• [Stated exercise]: Any pictures in the records below should be skipped; write out everything else exactly.
══ Dataset ══
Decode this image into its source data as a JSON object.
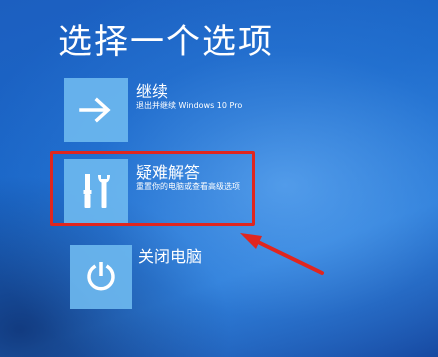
{
  "screen": {
    "title": "选择一个选项"
  },
  "options": [
    {
      "label": "继续",
      "subtitle": "退出并继续 Windows 10 Pro",
      "icon": "arrow-right-icon"
    },
    {
      "label": "疑难解答",
      "subtitle": "重置你的电脑或查看高级选项",
      "icon": "tools-icon"
    },
    {
      "label": "关闭电脑",
      "subtitle": "",
      "icon": "power-icon"
    }
  ],
  "annotation": {
    "highlight_color": "#e0261f",
    "highlighted_option": "疑难解答"
  },
  "colors": {
    "background": "#1a67c8",
    "tile": "#6eb9f0",
    "text": "#ffffff"
  }
}
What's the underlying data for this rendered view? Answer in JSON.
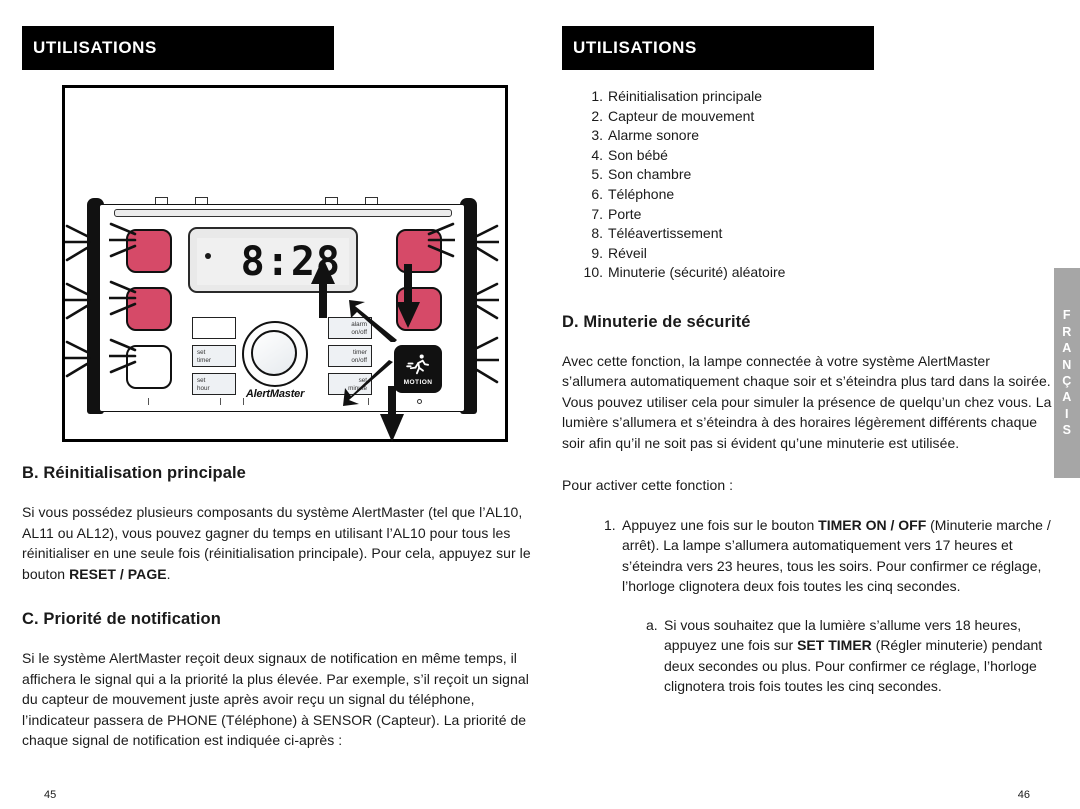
═══
• [Written answer]:
Decode this image into its source data as a JSON object.
{
  "screen": {
    "title": "选择一个选项"
  },
  "options": [
    {
      "label": "继续",
      "subtitle": "退出并继续 Windows 10 Pro",
      "icon": "arrow-right-icon"
    },
    {
      "label": "疑难解答",
      "subtitle": "重置你的电脑或查看高级选项",
      "icon": "tools-icon"
    },
    {
      "label": "关闭电脑",
      "subtitle": "",
      "icon": "power-icon"
    }
  ],
  "annotation": {
    "highlight_color": "#e0261f",
    "highlighted_option": "疑难解答"
  },
  "colors": {
    "background": "#1a67c8",
    "tile": "#6eb9f0",
    "text": "#ffffff"
  }
}
What's the underlying data for this rendered view? Answer in JSON.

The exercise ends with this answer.